Write out the listing in full, matching it word for word.

● ● ● ● ● ● ●

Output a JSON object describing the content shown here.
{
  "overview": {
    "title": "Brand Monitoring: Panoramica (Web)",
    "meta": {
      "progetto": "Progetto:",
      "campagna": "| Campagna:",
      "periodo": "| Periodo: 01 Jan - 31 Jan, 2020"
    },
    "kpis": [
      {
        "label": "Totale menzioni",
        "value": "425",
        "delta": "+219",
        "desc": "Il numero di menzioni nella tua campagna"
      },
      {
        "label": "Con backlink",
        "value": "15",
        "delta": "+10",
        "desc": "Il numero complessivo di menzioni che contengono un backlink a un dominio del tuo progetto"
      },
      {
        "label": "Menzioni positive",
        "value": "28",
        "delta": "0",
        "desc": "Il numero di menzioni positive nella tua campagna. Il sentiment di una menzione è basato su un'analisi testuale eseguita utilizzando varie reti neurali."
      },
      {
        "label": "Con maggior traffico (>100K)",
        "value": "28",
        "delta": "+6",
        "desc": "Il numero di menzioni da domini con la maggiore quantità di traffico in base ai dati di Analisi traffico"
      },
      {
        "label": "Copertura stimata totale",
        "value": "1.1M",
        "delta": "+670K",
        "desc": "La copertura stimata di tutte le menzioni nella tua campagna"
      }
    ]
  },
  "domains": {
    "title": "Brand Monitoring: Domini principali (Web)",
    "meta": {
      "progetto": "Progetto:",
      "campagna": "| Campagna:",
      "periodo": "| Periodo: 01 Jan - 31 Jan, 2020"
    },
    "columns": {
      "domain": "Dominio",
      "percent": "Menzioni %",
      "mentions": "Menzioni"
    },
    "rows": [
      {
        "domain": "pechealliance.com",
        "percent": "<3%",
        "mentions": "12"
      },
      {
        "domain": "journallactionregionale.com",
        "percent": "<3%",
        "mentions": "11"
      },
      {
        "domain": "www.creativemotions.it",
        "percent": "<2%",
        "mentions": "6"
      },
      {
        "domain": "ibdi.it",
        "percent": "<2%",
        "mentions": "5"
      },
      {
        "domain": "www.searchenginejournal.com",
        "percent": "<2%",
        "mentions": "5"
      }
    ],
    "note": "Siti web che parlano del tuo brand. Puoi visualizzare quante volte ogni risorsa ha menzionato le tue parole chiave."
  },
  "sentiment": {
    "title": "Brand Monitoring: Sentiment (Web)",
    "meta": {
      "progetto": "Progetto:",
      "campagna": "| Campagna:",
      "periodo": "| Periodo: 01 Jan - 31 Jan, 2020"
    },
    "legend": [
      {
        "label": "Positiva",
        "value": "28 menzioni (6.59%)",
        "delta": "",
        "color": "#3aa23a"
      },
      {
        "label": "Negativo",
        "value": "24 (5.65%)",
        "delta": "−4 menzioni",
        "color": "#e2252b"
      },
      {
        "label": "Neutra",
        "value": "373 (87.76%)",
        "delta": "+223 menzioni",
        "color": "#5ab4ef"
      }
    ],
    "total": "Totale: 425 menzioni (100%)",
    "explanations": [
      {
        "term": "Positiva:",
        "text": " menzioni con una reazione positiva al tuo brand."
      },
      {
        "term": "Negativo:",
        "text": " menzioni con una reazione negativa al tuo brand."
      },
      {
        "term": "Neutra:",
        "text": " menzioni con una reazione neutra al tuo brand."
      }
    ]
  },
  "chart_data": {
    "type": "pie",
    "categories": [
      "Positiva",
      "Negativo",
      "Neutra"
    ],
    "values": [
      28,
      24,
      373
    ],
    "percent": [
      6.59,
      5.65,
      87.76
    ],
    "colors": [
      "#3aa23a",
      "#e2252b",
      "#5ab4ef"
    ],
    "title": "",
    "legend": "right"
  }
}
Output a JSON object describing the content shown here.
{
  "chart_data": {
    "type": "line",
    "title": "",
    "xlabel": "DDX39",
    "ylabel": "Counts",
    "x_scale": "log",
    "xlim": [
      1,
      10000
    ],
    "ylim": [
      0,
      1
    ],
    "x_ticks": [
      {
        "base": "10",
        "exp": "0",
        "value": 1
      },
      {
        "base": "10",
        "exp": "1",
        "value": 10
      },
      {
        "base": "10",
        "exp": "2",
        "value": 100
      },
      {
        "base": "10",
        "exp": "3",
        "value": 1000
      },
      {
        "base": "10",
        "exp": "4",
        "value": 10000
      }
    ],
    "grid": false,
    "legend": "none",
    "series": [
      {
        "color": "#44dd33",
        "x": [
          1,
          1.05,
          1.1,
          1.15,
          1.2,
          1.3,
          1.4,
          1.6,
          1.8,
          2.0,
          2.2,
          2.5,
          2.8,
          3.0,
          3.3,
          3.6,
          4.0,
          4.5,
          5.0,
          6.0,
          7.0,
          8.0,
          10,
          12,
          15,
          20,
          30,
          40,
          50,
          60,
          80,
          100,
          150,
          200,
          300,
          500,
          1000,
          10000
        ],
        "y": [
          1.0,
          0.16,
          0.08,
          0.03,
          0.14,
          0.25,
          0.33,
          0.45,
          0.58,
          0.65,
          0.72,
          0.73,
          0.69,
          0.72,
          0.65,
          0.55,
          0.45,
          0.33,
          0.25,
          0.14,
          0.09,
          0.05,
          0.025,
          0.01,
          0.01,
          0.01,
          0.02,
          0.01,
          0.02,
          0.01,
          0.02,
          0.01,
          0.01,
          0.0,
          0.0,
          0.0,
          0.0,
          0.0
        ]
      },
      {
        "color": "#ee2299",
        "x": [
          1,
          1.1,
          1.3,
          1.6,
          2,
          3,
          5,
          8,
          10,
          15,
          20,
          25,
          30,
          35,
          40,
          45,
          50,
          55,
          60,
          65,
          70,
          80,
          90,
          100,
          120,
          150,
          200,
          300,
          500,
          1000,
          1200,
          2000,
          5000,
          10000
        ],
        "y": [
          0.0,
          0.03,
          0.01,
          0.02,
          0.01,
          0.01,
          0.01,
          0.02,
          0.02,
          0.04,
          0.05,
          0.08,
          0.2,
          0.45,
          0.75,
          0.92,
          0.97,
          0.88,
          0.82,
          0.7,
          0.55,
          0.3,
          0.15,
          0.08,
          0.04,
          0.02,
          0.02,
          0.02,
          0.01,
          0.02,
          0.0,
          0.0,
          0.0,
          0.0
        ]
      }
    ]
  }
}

● ● ● ● ● ● ●

## Result of the task:
Output a JSON object describing the content shown here.
{
  "overview": {
    "title": "Brand Monitoring: Panoramica (Web)",
    "meta": {
      "progetto": "Progetto:",
      "campagna": "| Campagna:",
      "periodo": "| Periodo: 01 Jan - 31 Jan, 2020"
    },
    "kpis": [
      {
        "label": "Totale menzioni",
        "value": "425",
        "delta": "+219",
        "desc": "Il numero di menzioni nella tua campagna"
      },
      {
        "label": "Con backlink",
        "value": "15",
        "delta": "+10",
        "desc": "Il numero complessivo di menzioni che contengono un backlink a un dominio del tuo progetto"
      },
      {
        "label": "Menzioni positive",
        "value": "28",
        "delta": "0",
        "desc": "Il numero di menzioni positive nella tua campagna. Il sentiment di una menzione è basato su un'analisi testuale eseguita utilizzando varie reti neurali."
      },
      {
        "label": "Con maggior traffico (>100K)",
        "value": "28",
        "delta": "+6",
        "desc": "Il numero di menzioni da domini con la maggiore quantità di traffico in base ai dati di Analisi traffico"
      },
      {
        "label": "Copertura stimata totale",
        "value": "1.1M",
        "delta": "+670K",
        "desc": "La copertura stimata di tutte le menzioni nella tua campagna"
      }
    ]
  },
  "domains": {
    "title": "Brand Monitoring: Domini principali (Web)",
    "meta": {
      "progetto": "Progetto:",
      "campagna": "| Campagna:",
      "periodo": "| Periodo: 01 Jan - 31 Jan, 2020"
    },
    "columns": {
      "domain": "Dominio",
      "percent": "Menzioni %",
      "mentions": "Menzioni"
    },
    "rows": [
      {
        "domain": "pechealliance.com",
        "percent": "<3%",
        "mentions": "12"
      },
      {
        "domain": "journallactionregionale.com",
        "percent": "<3%",
        "mentions": "11"
      },
      {
        "domain": "www.creativemotions.it",
        "percent": "<2%",
        "mentions": "6"
      },
      {
        "domain": "ibdi.it",
        "percent": "<2%",
        "mentions": "5"
      },
      {
        "domain": "www.searchenginejournal.com",
        "percent": "<2%",
        "mentions": "5"
      }
    ],
    "note": "Siti web che parlano del tuo brand. Puoi visualizzare quante volte ogni risorsa ha menzionato le tue parole chiave."
  },
  "sentiment": {
    "title": "Brand Monitoring: Sentiment (Web)",
    "meta": {
      "progetto": "Progetto:",
      "campagna": "| Campagna:",
      "periodo": "| Periodo: 01 Jan - 31 Jan, 2020"
    },
    "legend": [
      {
        "label": "Positiva",
        "value": "28 menzioni (6.59%)",
        "delta": "",
        "color": "#3aa23a"
      },
      {
        "label": "Negativo",
        "value": "24 (5.65%)",
        "delta": "−4 menzioni",
        "color": "#e2252b"
      },
      {
        "label": "Neutra",
        "value": "373 (87.76%)",
        "delta": "+223 menzioni",
        "color": "#5ab4ef"
      }
    ],
    "total": "Totale: 425 menzioni (100%)",
    "explanations": [
      {
        "term": "Positiva:",
        "text": " menzioni con una reazione positiva al tuo brand."
      },
      {
        "term": "Negativo:",
        "text": " menzioni con una reazione negativa al tuo brand."
      },
      {
        "term": "Neutra:",
        "text": " menzioni con una reazione neutra al tuo brand."
      }
    ]
  },
  "chart_data": {
    "type": "pie",
    "categories": [
      "Positiva",
      "Negativo",
      "Neutra"
    ],
    "values": [
      28,
      24,
      373
    ],
    "percent": [
      6.59,
      5.65,
      87.76
    ],
    "colors": [
      "#3aa23a",
      "#e2252b",
      "#5ab4ef"
    ],
    "title": "",
    "legend": "right"
  }
}
Output a JSON object describing the content shown here.
{
  "chart_data": {
    "type": "line",
    "title": "",
    "xlabel": "DDX39",
    "ylabel": "Counts",
    "x_scale": "log",
    "xlim": [
      1,
      10000
    ],
    "ylim": [
      0,
      1
    ],
    "x_ticks": [
      {
        "base": "10",
        "exp": "0",
        "value": 1
      },
      {
        "base": "10",
        "exp": "1",
        "value": 10
      },
      {
        "base": "10",
        "exp": "2",
        "value": 100
      },
      {
        "base": "10",
        "exp": "3",
        "value": 1000
      },
      {
        "base": "10",
        "exp": "4",
        "value": 10000
      }
    ],
    "grid": false,
    "legend": "none",
    "series": [
      {
        "color": "#44dd33",
        "x": [
          1,
          1.05,
          1.1,
          1.15,
          1.2,
          1.3,
          1.4,
          1.6,
          1.8,
          2.0,
          2.2,
          2.5,
          2.8,
          3.0,
          3.3,
          3.6,
          4.0,
          4.5,
          5.0,
          6.0,
          7.0,
          8.0,
          10,
          12,
          15,
          20,
          30,
          40,
          50,
          60,
          80,
          100,
          150,
          200,
          300,
          500,
          1000,
          10000
        ],
        "y": [
          1.0,
          0.16,
          0.08,
          0.03,
          0.14,
          0.25,
          0.33,
          0.45,
          0.58,
          0.65,
          0.72,
          0.73,
          0.69,
          0.72,
          0.65,
          0.55,
          0.45,
          0.33,
          0.25,
          0.14,
          0.09,
          0.05,
          0.025,
          0.01,
          0.01,
          0.01,
          0.02,
          0.01,
          0.02,
          0.01,
          0.02,
          0.01,
          0.01,
          0.0,
          0.0,
          0.0,
          0.0,
          0.0
        ]
      },
      {
        "color": "#ee2299",
        "x": [
          1,
          1.1,
          1.3,
          1.6,
          2,
          3,
          5,
          8,
          10,
          15,
          20,
          25,
          30,
          35,
          40,
          45,
          50,
          55,
          60,
          65,
          70,
          80,
          90,
          100,
          120,
          150,
          200,
          300,
          500,
          1000,
          1200,
          2000,
          5000,
          10000
        ],
        "y": [
          0.0,
          0.03,
          0.01,
          0.02,
          0.01,
          0.01,
          0.01,
          0.02,
          0.02,
          0.04,
          0.05,
          0.08,
          0.2,
          0.45,
          0.75,
          0.92,
          0.97,
          0.88,
          0.82,
          0.7,
          0.55,
          0.3,
          0.15,
          0.08,
          0.04,
          0.02,
          0.02,
          0.02,
          0.01,
          0.02,
          0.0,
          0.0,
          0.0,
          0.0
        ]
      }
    ]
  }
}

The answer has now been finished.